## WHAT TO PRODUCE
Reproduce every line of the records below word for word, leaving out the pictures.

## DATASET EXCERPTS
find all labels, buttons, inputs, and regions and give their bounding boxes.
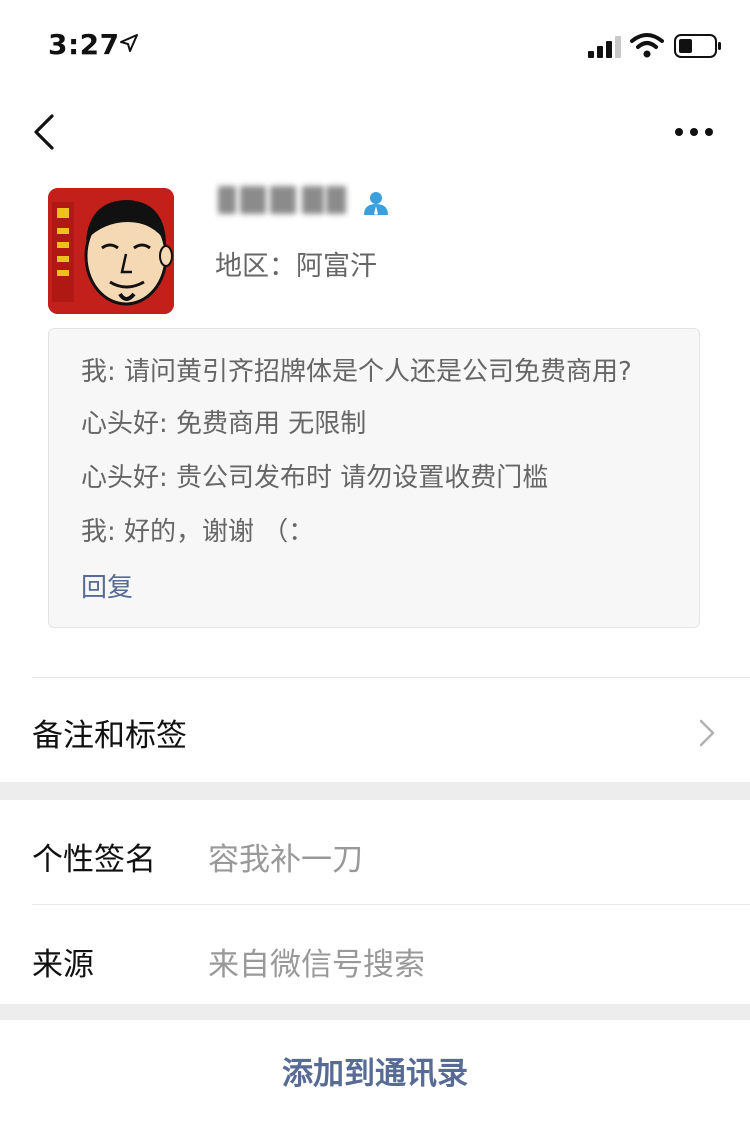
profile-name-blurred: [214, 178, 348, 222]
signature-label: 个性签名: [32, 842, 156, 878]
chat-history-box: 我: 请问黄引齐招牌体是个人还是公司免费商用? 心头好: 免费商用 无限制 心头…: [48, 328, 700, 628]
section-gap: [0, 782, 750, 800]
back-chevron-icon[interactable]: [30, 112, 58, 152]
remarks-label: 备注和标签: [32, 718, 187, 754]
location-arrow-icon: [120, 34, 138, 52]
contact-person-icon: [364, 192, 388, 215]
chat-message: 心头好: 免费商用 无限制: [81, 409, 367, 439]
status-time: 3:27: [48, 28, 120, 61]
source-value: 来自微信号搜索: [208, 947, 425, 983]
chat-message: 我: 请问黄引齐招牌体是个人还是公司免费商用?: [81, 357, 632, 387]
chat-message: 我: 好的，谢谢 （：: [81, 517, 315, 547]
avatar-portrait-image: [48, 188, 174, 314]
profile-region: 地区：阿富汗: [215, 251, 377, 282]
signature-value: 容我补一刀: [208, 842, 363, 878]
status-bar: 3:27: [0, 0, 750, 90]
chevron-right-icon: [699, 719, 715, 747]
cellular-signal-icon: [588, 36, 621, 58]
avatar[interactable]: [48, 188, 174, 314]
remarks-and-tags-row[interactable]: 备注和标签: [0, 678, 750, 782]
battery-icon: [674, 34, 721, 58]
add-to-contacts-button[interactable]: 添加到通讯录: [0, 1020, 750, 1128]
wifi-icon: [630, 33, 664, 58]
chat-message: 心头好: 贵公司发布时 请勿设置收费门槛: [81, 463, 549, 493]
source-label: 来源: [32, 947, 94, 983]
signature-row: 个性签名 容我补一刀: [0, 800, 750, 904]
source-row: 来源 来自微信号搜索: [0, 905, 750, 1009]
section-gap: [0, 1004, 750, 1020]
reply-link[interactable]: 回复: [81, 567, 133, 604]
more-dots-icon[interactable]: [674, 122, 714, 142]
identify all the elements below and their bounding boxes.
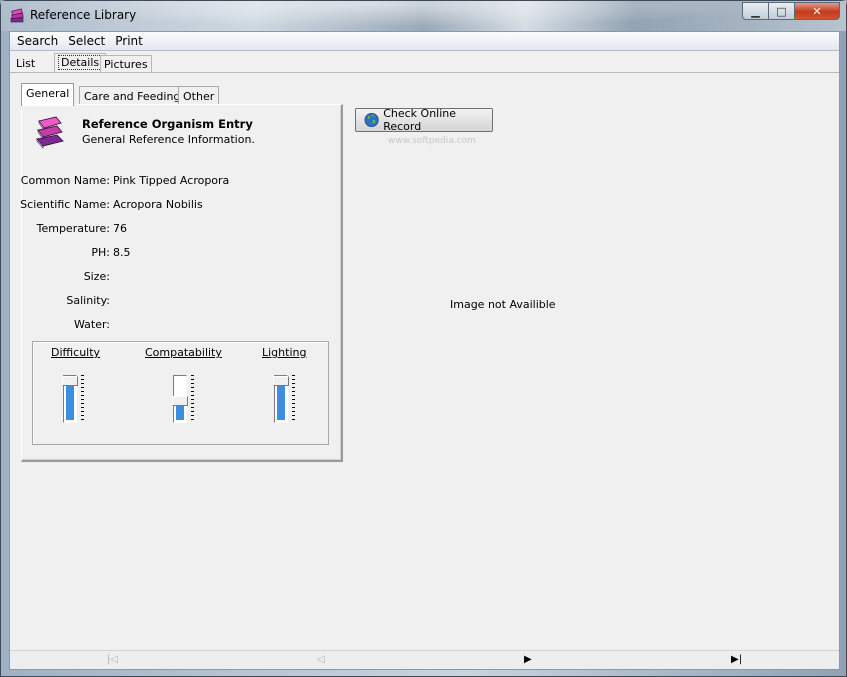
books-icon xyxy=(10,8,24,23)
minimize-icon: ▁ xyxy=(751,4,760,18)
client-area: Search Select Print List Details Picture… xyxy=(9,31,840,670)
ph-value: 8.5 xyxy=(113,246,131,259)
tab-care-label: Care and Feeding xyxy=(84,90,181,103)
globe-icon xyxy=(364,112,379,128)
scientific-name-label: Scientific Name: xyxy=(20,198,110,211)
lighting-thumb[interactable] xyxy=(273,376,289,386)
check-online-record-label: Check Online Record xyxy=(383,107,457,133)
tab-details[interactable]: Details xyxy=(54,53,107,72)
close-icon: ✕ xyxy=(812,4,822,18)
lighting-ticks xyxy=(292,375,295,423)
difficulty-label: Difficulty xyxy=(51,346,101,359)
temperature-label: Temperature: xyxy=(36,222,110,235)
compatability-ticks xyxy=(191,375,194,423)
watermark-text: www.softpedia.com xyxy=(388,136,476,146)
compatability-thumb[interactable] xyxy=(172,396,188,406)
entry-title: Reference Organism Entry xyxy=(82,117,253,131)
main-tab-strip: List Details Pictures xyxy=(10,53,839,73)
general-panel: Reference Organism Entry General Referen… xyxy=(20,104,343,462)
menu-select[interactable]: Select xyxy=(63,34,110,48)
difficulty-fill xyxy=(66,380,74,420)
scientific-name-value: Acropora Nobilis xyxy=(113,198,203,211)
tab-list[interactable]: List xyxy=(13,55,38,73)
tab-other[interactable]: Other xyxy=(178,86,220,105)
check-online-record-button[interactable]: Check Online Record xyxy=(355,107,493,133)
difficulty-ticks xyxy=(81,375,84,423)
close-button[interactable]: ✕ xyxy=(795,2,840,20)
first-record-button[interactable]: |◁ xyxy=(107,654,118,665)
previous-record-button[interactable]: ◁ xyxy=(317,654,325,665)
compatability-slider[interactable] xyxy=(172,375,188,423)
common-name-value: Pink Tipped Acropora xyxy=(113,174,230,187)
compatability-label: Compatability xyxy=(145,346,222,359)
menu-print[interactable]: Print xyxy=(110,34,148,48)
window-title: Reference Library xyxy=(30,8,137,22)
application-window: Reference Library ▁ □ ✕ Search Select Pr… xyxy=(0,0,847,677)
window-controls: ▁ □ ✕ xyxy=(742,2,840,21)
difficulty-thumb[interactable] xyxy=(62,376,78,386)
lighting-label: Lighting xyxy=(262,346,307,359)
size-label: Size: xyxy=(83,270,110,283)
tab-general[interactable]: General xyxy=(21,83,75,106)
navigation-bar: |◁ ◁ ▶ ▶| xyxy=(10,650,839,669)
maximize-button[interactable]: □ xyxy=(769,2,795,20)
next-record-button[interactable]: ▶ xyxy=(524,654,532,665)
difficulty-slider[interactable] xyxy=(62,375,78,423)
tab-pictures-label: Pictures xyxy=(104,58,148,71)
salinity-label: Salinity: xyxy=(66,294,110,307)
last-record-button[interactable]: ▶| xyxy=(731,654,742,665)
ratings-group: Difficulty Compatability Lighting xyxy=(32,341,329,445)
menu-search[interactable]: Search xyxy=(12,34,63,48)
water-label: Water: xyxy=(73,318,110,331)
menu-bar: Search Select Print xyxy=(10,32,839,51)
entry-subtitle: General Reference Information. xyxy=(82,133,255,146)
books-icon xyxy=(36,116,64,149)
title-bar[interactable]: Reference Library ▁ □ ✕ xyxy=(1,1,846,31)
minimize-button[interactable]: ▁ xyxy=(742,2,769,20)
maximize-icon: □ xyxy=(776,4,787,18)
tab-pictures[interactable]: Pictures xyxy=(100,55,152,73)
details-panel: General Care and Feeding Other Reference… xyxy=(10,72,839,650)
tab-details-label: Details xyxy=(58,55,103,70)
image-not-available-text: Image not Availible xyxy=(450,298,556,311)
lighting-fill xyxy=(277,380,285,420)
tab-general-label: General xyxy=(26,87,70,100)
lighting-slider[interactable] xyxy=(273,375,289,423)
temperature-value: 76 xyxy=(113,222,127,235)
tab-list-label: List xyxy=(16,57,36,70)
common-name-label: Common Name: xyxy=(20,174,110,187)
ph-label: PH: xyxy=(91,246,110,259)
tab-care-and-feeding[interactable]: Care and Feeding xyxy=(79,86,186,105)
tab-other-label: Other xyxy=(183,90,215,103)
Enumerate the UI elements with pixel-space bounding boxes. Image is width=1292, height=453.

## COMPLETE ANSWER
find all labels, buttons, inputs, and regions and give their bounding boxes.
profile-name-blurred: [214, 178, 348, 222]
signature-label: 个性签名: [32, 842, 156, 878]
chat-history-box: 我: 请问黄引齐招牌体是个人还是公司免费商用? 心头好: 免费商用 无限制 心头…: [48, 328, 700, 628]
section-gap: [0, 782, 750, 800]
back-chevron-icon[interactable]: [30, 112, 58, 152]
remarks-label: 备注和标签: [32, 718, 187, 754]
location-arrow-icon: [120, 34, 138, 52]
contact-person-icon: [364, 192, 388, 215]
chat-message: 心头好: 免费商用 无限制: [81, 409, 367, 439]
status-time: 3:27: [48, 28, 120, 61]
source-value: 来自微信号搜索: [208, 947, 425, 983]
chat-message: 我: 请问黄引齐招牌体是个人还是公司免费商用?: [81, 357, 632, 387]
chat-message: 我: 好的，谢谢 （：: [81, 517, 315, 547]
avatar-portrait-image: [48, 188, 174, 314]
profile-region: 地区：阿富汗: [215, 251, 377, 282]
signature-value: 容我补一刀: [208, 842, 363, 878]
status-bar: 3:27: [0, 0, 750, 90]
chevron-right-icon: [699, 719, 715, 747]
cellular-signal-icon: [588, 36, 621, 58]
avatar[interactable]: [48, 188, 174, 314]
remarks-and-tags-row[interactable]: 备注和标签: [0, 678, 750, 782]
battery-icon: [674, 34, 721, 58]
add-to-contacts-button[interactable]: 添加到通讯录: [0, 1020, 750, 1128]
wifi-icon: [630, 33, 664, 58]
chat-message: 心头好: 贵公司发布时 请勿设置收费门槛: [81, 463, 549, 493]
source-label: 来源: [32, 947, 94, 983]
signature-row: 个性签名 容我补一刀: [0, 800, 750, 904]
source-row: 来源 来自微信号搜索: [0, 905, 750, 1009]
section-gap: [0, 1004, 750, 1020]
reply-link[interactable]: 回复: [81, 567, 133, 604]
more-dots-icon[interactable]: [674, 122, 714, 142]
identify all the elements below and their bounding boxes.
books-icon xyxy=(10,8,24,23)
minimize-icon: ▁ xyxy=(751,4,760,18)
client-area: Search Select Print List Details Picture… xyxy=(9,31,840,670)
ph-value: 8.5 xyxy=(113,246,131,259)
tab-care-label: Care and Feeding xyxy=(84,90,181,103)
globe-icon xyxy=(364,112,379,128)
scientific-name-label: Scientific Name: xyxy=(20,198,110,211)
lighting-thumb[interactable] xyxy=(273,376,289,386)
check-online-record-label: Check Online Record xyxy=(383,107,457,133)
tab-details[interactable]: Details xyxy=(54,53,107,72)
close-icon: ✕ xyxy=(812,4,822,18)
lighting-ticks xyxy=(292,375,295,423)
difficulty-label: Difficulty xyxy=(51,346,101,359)
temperature-label: Temperature: xyxy=(36,222,110,235)
compatability-ticks xyxy=(191,375,194,423)
watermark-text: www.softpedia.com xyxy=(388,136,476,146)
compatability-thumb[interactable] xyxy=(172,396,188,406)
entry-title: Reference Organism Entry xyxy=(82,117,253,131)
main-tab-strip: List Details Pictures xyxy=(10,53,839,73)
general-panel: Reference Organism Entry General Referen… xyxy=(20,104,343,462)
menu-select[interactable]: Select xyxy=(63,34,110,48)
difficulty-fill xyxy=(66,380,74,420)
scientific-name-value: Acropora Nobilis xyxy=(113,198,203,211)
tab-list[interactable]: List xyxy=(13,55,38,73)
tab-other[interactable]: Other xyxy=(178,86,220,105)
check-online-record-button[interactable]: Check Online Record xyxy=(355,107,493,133)
difficulty-ticks xyxy=(81,375,84,423)
close-button[interactable]: ✕ xyxy=(795,2,840,20)
first-record-button[interactable]: |◁ xyxy=(107,654,118,665)
previous-record-button[interactable]: ◁ xyxy=(317,654,325,665)
compatability-slider[interactable] xyxy=(172,375,188,423)
common-name-value: Pink Tipped Acropora xyxy=(113,174,230,187)
compatability-label: Compatability xyxy=(145,346,222,359)
menu-print[interactable]: Print xyxy=(110,34,148,48)
window-title: Reference Library xyxy=(30,8,137,22)
application-window: Reference Library ▁ □ ✕ Search Select Pr… xyxy=(0,0,847,677)
window-controls: ▁ □ ✕ xyxy=(742,2,840,21)
difficulty-thumb[interactable] xyxy=(62,376,78,386)
lighting-label: Lighting xyxy=(262,346,307,359)
size-label: Size: xyxy=(83,270,110,283)
tab-general[interactable]: General xyxy=(21,83,75,106)
navigation-bar: |◁ ◁ ▶ ▶| xyxy=(10,650,839,669)
maximize-button[interactable]: □ xyxy=(769,2,795,20)
next-record-button[interactable]: ▶ xyxy=(524,654,532,665)
difficulty-slider[interactable] xyxy=(62,375,78,423)
tab-pictures-label: Pictures xyxy=(104,58,148,71)
salinity-label: Salinity: xyxy=(66,294,110,307)
last-record-button[interactable]: ▶| xyxy=(731,654,742,665)
ratings-group: Difficulty Compatability Lighting xyxy=(32,341,329,445)
menu-search[interactable]: Search xyxy=(12,34,63,48)
water-label: Water: xyxy=(73,318,110,331)
menu-bar: Search Select Print xyxy=(10,32,839,51)
entry-subtitle: General Reference Information. xyxy=(82,133,255,146)
books-icon xyxy=(36,116,64,149)
title-bar[interactable]: Reference Library ▁ □ ✕ xyxy=(1,1,846,31)
minimize-button[interactable]: ▁ xyxy=(742,2,769,20)
maximize-icon: □ xyxy=(776,4,787,18)
tab-pictures[interactable]: Pictures xyxy=(100,55,152,73)
details-panel: General Care and Feeding Other Reference… xyxy=(10,72,839,650)
tab-details-label: Details xyxy=(58,55,103,70)
image-not-available-text: Image not Availible xyxy=(450,298,556,311)
lighting-fill xyxy=(277,380,285,420)
tab-general-label: General xyxy=(26,87,70,100)
lighting-slider[interactable] xyxy=(273,375,289,423)
temperature-value: 76 xyxy=(113,222,127,235)
tab-list-label: List xyxy=(16,57,36,70)
common-name-label: Common Name: xyxy=(20,174,110,187)
ph-label: PH: xyxy=(91,246,110,259)
tab-care-and-feeding[interactable]: Care and Feeding xyxy=(79,86,186,105)
tab-other-label: Other xyxy=(183,90,215,103)
Enumerate the UI elements with pixel-space bounding boxes. Image is width=1292, height=453.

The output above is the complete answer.